(Stored data)
####

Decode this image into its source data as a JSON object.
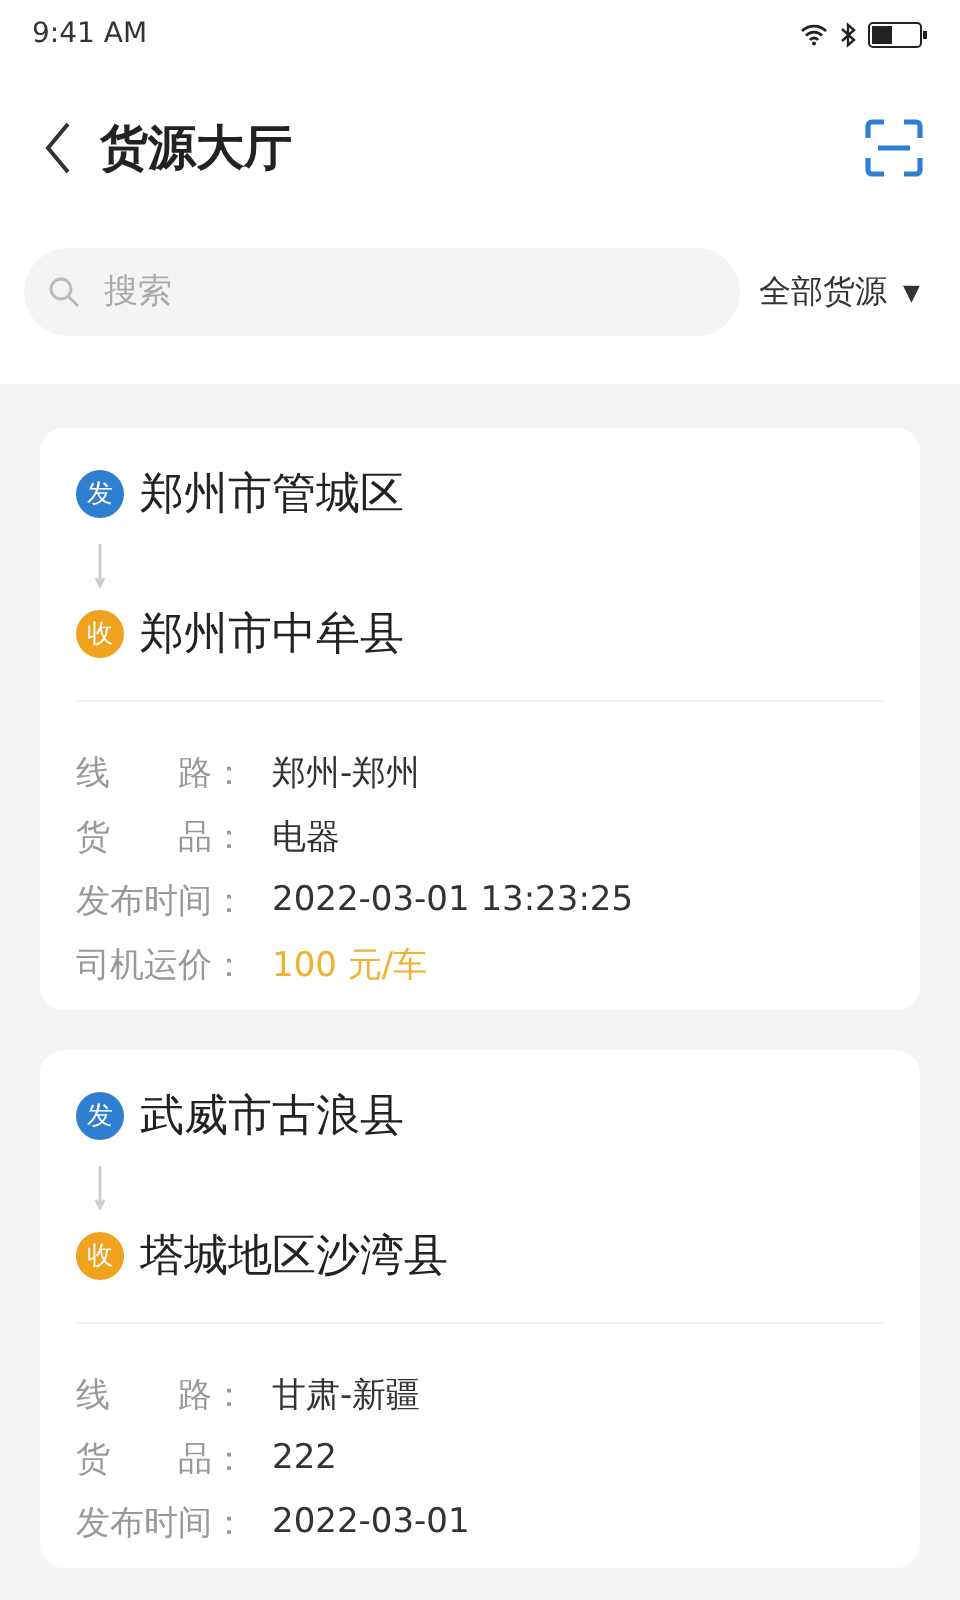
{
  "status_bar": {
    "time": "9:41 AM"
  },
  "header": {
    "title": "货源大厅"
  },
  "search": {
    "placeholder": "搜索"
  },
  "filter": {
    "label": "全部货源",
    "caret": "▼"
  },
  "cards": [
    {
      "from": {
        "badge": "发",
        "place": "郑州市管城区"
      },
      "to": {
        "badge": "收",
        "place": "郑州市中牟县"
      },
      "fields": [
        {
          "kind": "plain",
          "label": "线　　路：",
          "value": "郑州-郑州"
        },
        {
          "kind": "plain",
          "label": "货　　品：",
          "value": "电器"
        },
        {
          "kind": "plain",
          "label": "发布时间：",
          "value": "2022-03-01 13:23:25"
        },
        {
          "kind": "price",
          "label": "司机运价：",
          "value": "100 元/车"
        }
      ]
    },
    {
      "from": {
        "badge": "发",
        "place": "武威市古浪县"
      },
      "to": {
        "badge": "收",
        "place": "塔城地区沙湾县"
      },
      "fields": [
        {
          "kind": "plain",
          "label": "线　　路：",
          "value": "甘肃-新疆"
        },
        {
          "kind": "plain",
          "label": "货　　品：",
          "value": "222"
        },
        {
          "kind": "plain",
          "label": "发布时间：",
          "value": "2022-03-01"
        }
      ]
    }
  ]
}
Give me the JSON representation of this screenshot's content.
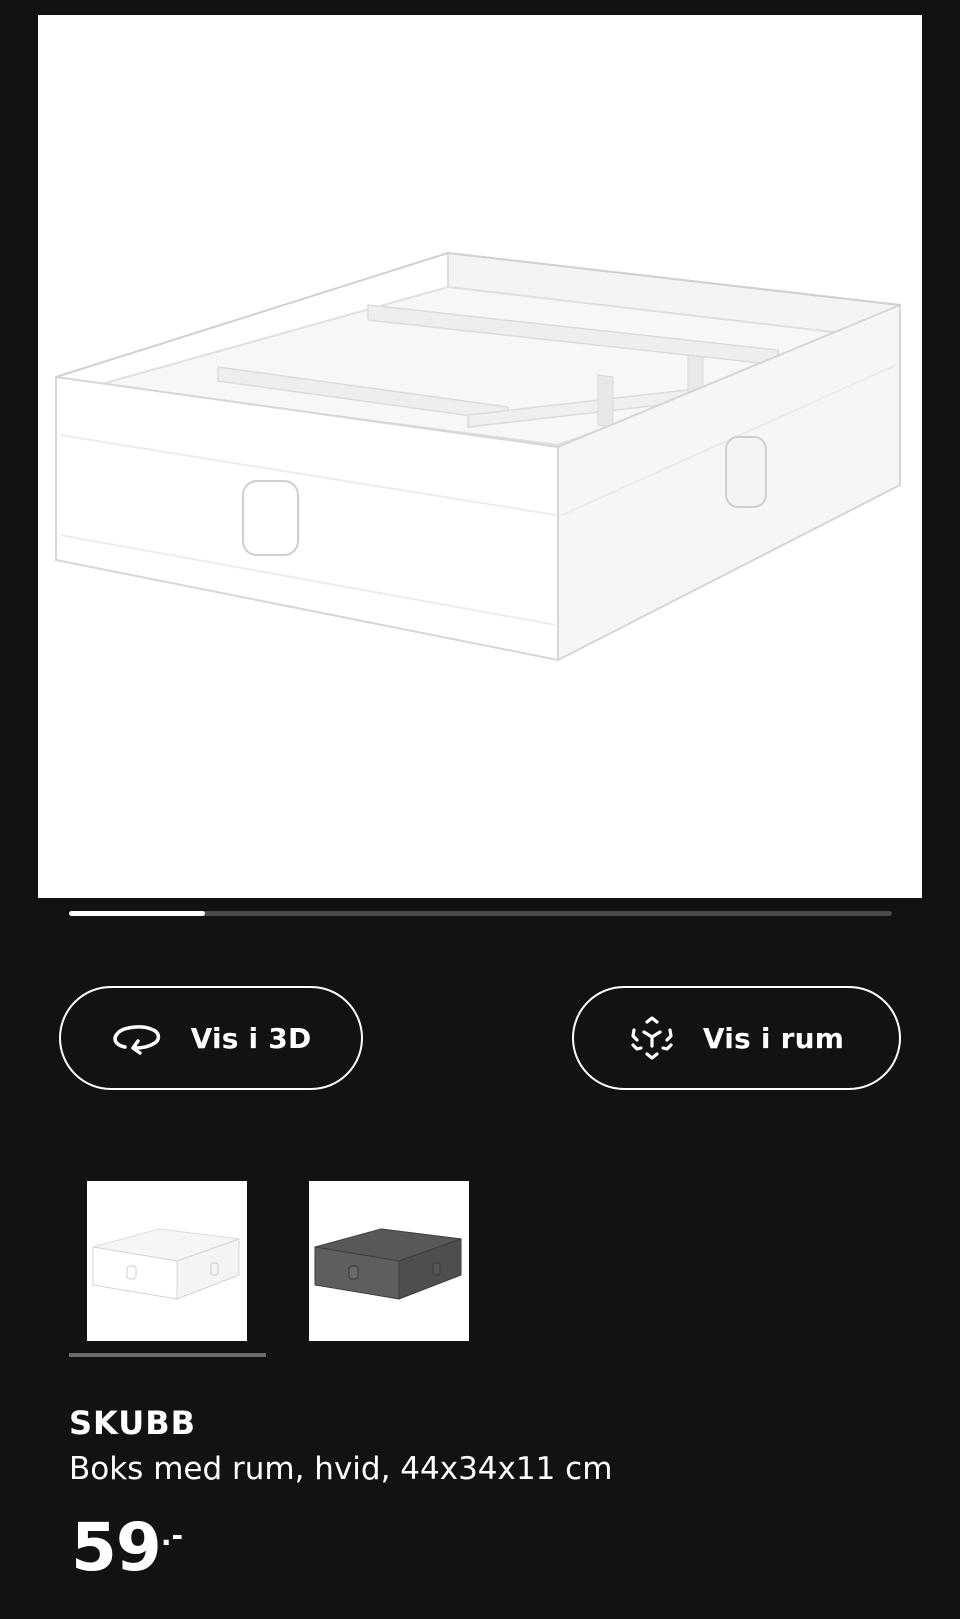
{
  "gallery": {
    "main_image_alt": "SKUBB",
    "progress_fraction": 0.165
  },
  "actions": {
    "view_3d_label": "Vis i 3D",
    "view_room_label": "Vis i rum"
  },
  "icons": {
    "view_3d": "rotate-3d-icon",
    "view_room": "ar-cube-icon"
  },
  "variants": [
    {
      "color_name": "hvid",
      "swatch": "#ffffff",
      "selected": true
    },
    {
      "color_name": "mørkegrå",
      "swatch": "#5a5a5a",
      "selected": false
    }
  ],
  "product": {
    "name": "SKUBB",
    "description": "Boks med rum, hvid, 44x34x11 cm",
    "price": "59",
    "price_suffix": ".-"
  },
  "colors": {
    "background": "#121212",
    "foreground": "#ffffff",
    "track": "#4a4a4a"
  }
}
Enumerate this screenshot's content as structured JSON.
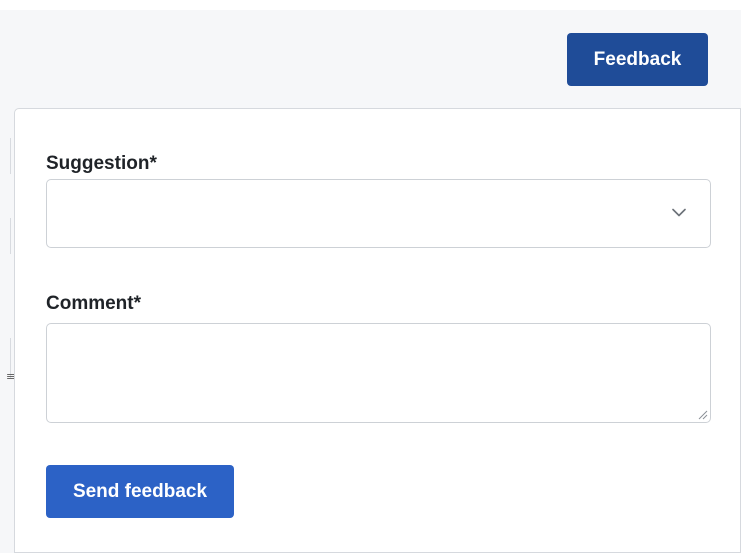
{
  "header": {
    "feedback_button_label": "Feedback"
  },
  "left_edge": {
    "glyph": "≡"
  },
  "form": {
    "suggestion": {
      "label": "Suggestion*",
      "selected_value": "",
      "icon": "chevron-down-icon"
    },
    "comment": {
      "label": "Comment*",
      "value": "",
      "placeholder": ""
    },
    "submit_label": "Send feedback"
  },
  "colors": {
    "primary_dark": "#1f4c98",
    "primary": "#2c62c6",
    "page_background": "#f6f7f9",
    "panel_background": "#ffffff",
    "border": "#cdd1d6"
  }
}
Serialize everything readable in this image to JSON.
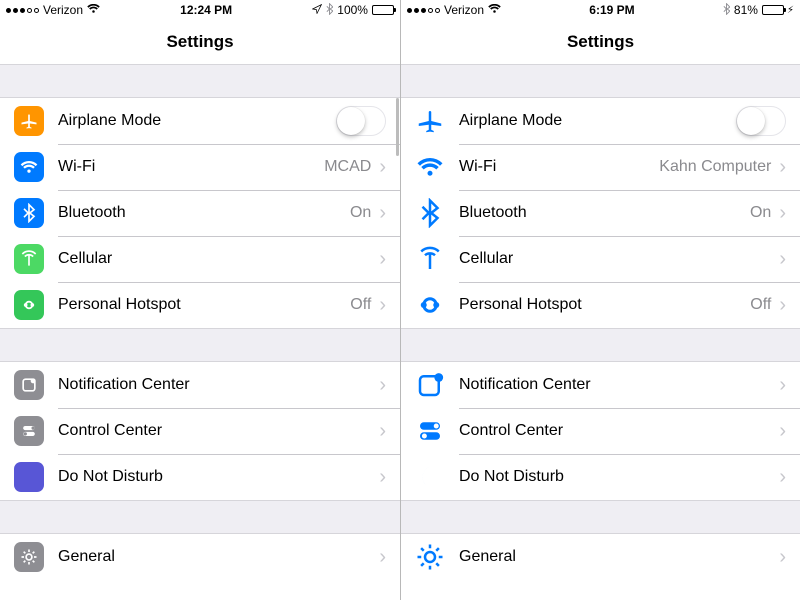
{
  "left": {
    "status": {
      "carrier": "Verizon",
      "time": "12:24 PM",
      "battery_pct": "100%",
      "battery_level": 100,
      "charging": false,
      "location_arrow": true,
      "signal_filled": 3
    },
    "title": "Settings",
    "sections": [
      [
        {
          "key": "airplane",
          "label": "Airplane Mode",
          "toggle": false
        },
        {
          "key": "wifi",
          "label": "Wi-Fi",
          "value": "MCAD",
          "chevron": true
        },
        {
          "key": "bluetooth",
          "label": "Bluetooth",
          "value": "On",
          "chevron": true
        },
        {
          "key": "cellular",
          "label": "Cellular",
          "chevron": true
        },
        {
          "key": "hotspot",
          "label": "Personal Hotspot",
          "value": "Off",
          "chevron": true
        }
      ],
      [
        {
          "key": "notif",
          "label": "Notification Center",
          "chevron": true
        },
        {
          "key": "control",
          "label": "Control Center",
          "chevron": true
        },
        {
          "key": "dnd",
          "label": "Do Not Disturb",
          "chevron": true
        }
      ],
      [
        {
          "key": "general",
          "label": "General",
          "chevron": true
        }
      ]
    ]
  },
  "right": {
    "status": {
      "carrier": "Verizon",
      "time": "6:19 PM",
      "battery_pct": "81%",
      "battery_level": 81,
      "charging": true,
      "location_arrow": false,
      "signal_filled": 3
    },
    "title": "Settings",
    "sections": [
      [
        {
          "key": "airplane",
          "label": "Airplane Mode",
          "toggle": false
        },
        {
          "key": "wifi",
          "label": "Wi-Fi",
          "value": "Kahn Computer",
          "chevron": true
        },
        {
          "key": "bluetooth",
          "label": "Bluetooth",
          "value": "On",
          "chevron": true
        },
        {
          "key": "cellular",
          "label": "Cellular",
          "chevron": true
        },
        {
          "key": "hotspot",
          "label": "Personal Hotspot",
          "value": "Off",
          "chevron": true
        }
      ],
      [
        {
          "key": "notif",
          "label": "Notification Center",
          "chevron": true
        },
        {
          "key": "control",
          "label": "Control Center",
          "chevron": true
        },
        {
          "key": "dnd",
          "label": "Do Not Disturb",
          "chevron": true
        }
      ],
      [
        {
          "key": "general",
          "label": "General",
          "chevron": true
        }
      ]
    ]
  }
}
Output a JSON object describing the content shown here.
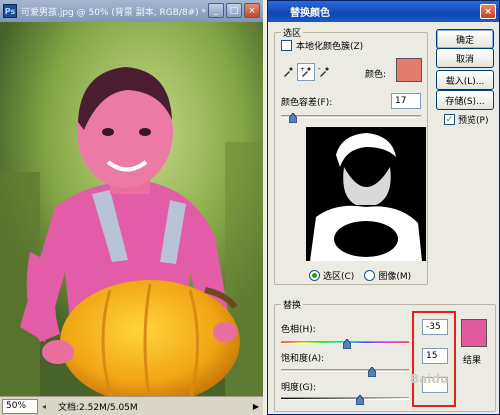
{
  "document": {
    "title": "可爱男孩.jpg @ 50% (背景 副本, RGB/8#) *",
    "ps_icon": "Ps",
    "window_buttons": {
      "minimize": "_",
      "maximize": "□",
      "close": "×"
    },
    "status": {
      "zoom": "50%",
      "doc_info": "文档:2.52M/5.05M",
      "arrow": "▶"
    }
  },
  "dialog": {
    "title": "替换颜色",
    "close": "×",
    "selection": {
      "group_label": "选区",
      "localized_clusters_label": "本地化颜色簇(Z)",
      "localized_clusters_checked": false,
      "color_label": "颜色:",
      "color_value": "#e27c6c",
      "fuzziness_label": "颜色容差(F):",
      "fuzziness_value": "17",
      "fuzziness_level": 0.085,
      "selection_radio_label": "选区(C)",
      "image_radio_label": "图像(M)",
      "selected_view": "selection"
    },
    "replacement": {
      "group_label": "替换",
      "hue_label": "色相(H):",
      "hue_value": "-35",
      "saturation_label": "饱和度(A):",
      "saturation_value": "15",
      "lightness_label": "明度(G):",
      "lightness_value": "",
      "result_label": "结果",
      "result_color": "#e05a9c"
    },
    "buttons": {
      "ok": "确定",
      "cancel": "取消",
      "load": "载入(L)...",
      "save": "存储(S)...",
      "preview": "预览(P)",
      "preview_checked": true
    },
    "watermark": "Baidu"
  },
  "colors": {
    "accent_blue": "#0d47b6",
    "highlight_red": "#e0231b"
  }
}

####

SET PROBLEM
Write every record out again exactly; no pictures belong in the copy.

WRITTEN RESPONSE
Decode this image into its source data as a JSON object.
{
  "status_bar": {
    "time": "9:41 AM"
  },
  "header": {
    "title": "货源大厅"
  },
  "search": {
    "placeholder": "搜索"
  },
  "filter": {
    "label": "全部货源",
    "caret": "▼"
  },
  "cards": [
    {
      "from": {
        "badge": "发",
        "place": "郑州市管城区"
      },
      "to": {
        "badge": "收",
        "place": "郑州市中牟县"
      },
      "fields": [
        {
          "kind": "plain",
          "label": "线　　路：",
          "value": "郑州-郑州"
        },
        {
          "kind": "plain",
          "label": "货　　品：",
          "value": "电器"
        },
        {
          "kind": "plain",
          "label": "发布时间：",
          "value": "2022-03-01 13:23:25"
        },
        {
          "kind": "price",
          "label": "司机运价：",
          "value": "100 元/车"
        }
      ]
    },
    {
      "from": {
        "badge": "发",
        "place": "武威市古浪县"
      },
      "to": {
        "badge": "收",
        "place": "塔城地区沙湾县"
      },
      "fields": [
        {
          "kind": "plain",
          "label": "线　　路：",
          "value": "甘肃-新疆"
        },
        {
          "kind": "plain",
          "label": "货　　品：",
          "value": "222"
        },
        {
          "kind": "plain",
          "label": "发布时间：",
          "value": "2022-03-01"
        }
      ]
    }
  ]
}
Give me the JSON representation of this screenshot's content.
{
  "gallery": {
    "main_image_alt": "SKUBB",
    "progress_fraction": 0.165
  },
  "actions": {
    "view_3d_label": "Vis i 3D",
    "view_room_label": "Vis i rum"
  },
  "icons": {
    "view_3d": "rotate-3d-icon",
    "view_room": "ar-cube-icon"
  },
  "variants": [
    {
      "color_name": "hvid",
      "swatch": "#ffffff",
      "selected": true
    },
    {
      "color_name": "mørkegrå",
      "swatch": "#5a5a5a",
      "selected": false
    }
  ],
  "product": {
    "name": "SKUBB",
    "description": "Boks med rum, hvid, 44x34x11 cm",
    "price": "59",
    "price_suffix": ".-"
  },
  "colors": {
    "background": "#121212",
    "foreground": "#ffffff",
    "track": "#4a4a4a"
  }
}
Enumerate this screenshot's content as structured JSON.
{
  "header": {
    "feedback_button_label": "Feedback"
  },
  "left_edge": {
    "glyph": "≡"
  },
  "form": {
    "suggestion": {
      "label": "Suggestion*",
      "selected_value": "",
      "icon": "chevron-down-icon"
    },
    "comment": {
      "label": "Comment*",
      "value": "",
      "placeholder": ""
    },
    "submit_label": "Send feedback"
  },
  "colors": {
    "primary_dark": "#1f4c98",
    "primary": "#2c62c6",
    "page_background": "#f6f7f9",
    "panel_background": "#ffffff",
    "border": "#cdd1d6"
  }
}
Serialize everything readable in this image to JSON.
{
  "left": {
    "status": {
      "carrier": "Verizon",
      "time": "12:24 PM",
      "battery_pct": "100%",
      "battery_level": 100,
      "charging": false,
      "location_arrow": true,
      "signal_filled": 3
    },
    "title": "Settings",
    "sections": [
      [
        {
          "key": "airplane",
          "label": "Airplane Mode",
          "toggle": false
        },
        {
          "key": "wifi",
          "label": "Wi-Fi",
          "value": "MCAD",
          "chevron": true
        },
        {
          "key": "bluetooth",
          "label": "Bluetooth",
          "value": "On",
          "chevron": true
        },
        {
          "key": "cellular",
          "label": "Cellular",
          "chevron": true
        },
        {
          "key": "hotspot",
          "label": "Personal Hotspot",
          "value": "Off",
          "chevron": true
        }
      ],
      [
        {
          "key": "notif",
          "label": "Notification Center",
          "chevron": true
        },
        {
          "key": "control",
          "label": "Control Center",
          "chevron": true
        },
        {
          "key": "dnd",
          "label": "Do Not Disturb",
          "chevron": true
        }
      ],
      [
        {
          "key": "general",
          "label": "General",
          "chevron": true
        }
      ]
    ]
  },
  "right": {
    "status": {
      "carrier": "Verizon",
      "time": "6:19 PM",
      "battery_pct": "81%",
      "battery_level": 81,
      "charging": true,
      "location_arrow": false,
      "signal_filled": 3
    },
    "title": "Settings",
    "sections": [
      [
        {
          "key": "airplane",
          "label": "Airplane Mode",
          "toggle": false
        },
        {
          "key": "wifi",
          "label": "Wi-Fi",
          "value": "Kahn Computer",
          "chevron": true
        },
        {
          "key": "bluetooth",
          "label": "Bluetooth",
          "value": "On",
          "chevron": true
        },
        {
          "key": "cellular",
          "label": "Cellular",
          "chevron": true
        },
        {
          "key": "hotspot",
          "label": "Personal Hotspot",
          "value": "Off",
          "chevron": true
        }
      ],
      [
        {
          "key": "notif",
          "label": "Notification Center",
          "chevron": true
        },
        {
          "key": "control",
          "label": "Control Center",
          "chevron": true
        },
        {
          "key": "dnd",
          "label": "Do Not Disturb",
          "chevron": true
        }
      ],
      [
        {
          "key": "general",
          "label": "General",
          "chevron": true
        }
      ]
    ]
  }
}
Output a JSON object describing the content shown here.
{
  "document": {
    "title": "可爱男孩.jpg @ 50% (背景 副本, RGB/8#) *",
    "ps_icon": "Ps",
    "window_buttons": {
      "minimize": "_",
      "maximize": "□",
      "close": "×"
    },
    "status": {
      "zoom": "50%",
      "doc_info": "文档:2.52M/5.05M",
      "arrow": "▶"
    }
  },
  "dialog": {
    "title": "替换颜色",
    "close": "×",
    "selection": {
      "group_label": "选区",
      "localized_clusters_label": "本地化颜色簇(Z)",
      "localized_clusters_checked": false,
      "color_label": "颜色:",
      "color_value": "#e27c6c",
      "fuzziness_label": "颜色容差(F):",
      "fuzziness_value": "17",
      "fuzziness_level": 0.085,
      "selection_radio_label": "选区(C)",
      "image_radio_label": "图像(M)",
      "selected_view": "selection"
    },
    "replacement": {
      "group_label": "替换",
      "hue_label": "色相(H):",
      "hue_value": "-35",
      "saturation_label": "饱和度(A):",
      "saturation_value": "15",
      "lightness_label": "明度(G):",
      "lightness_value": "",
      "result_label": "结果",
      "result_color": "#e05a9c"
    },
    "buttons": {
      "ok": "确定",
      "cancel": "取消",
      "load": "载入(L)...",
      "save": "存储(S)...",
      "preview": "预览(P)",
      "preview_checked": true
    },
    "watermark": "Baidu"
  },
  "colors": {
    "accent_blue": "#0d47b6",
    "highlight_red": "#e0231b"
  }
}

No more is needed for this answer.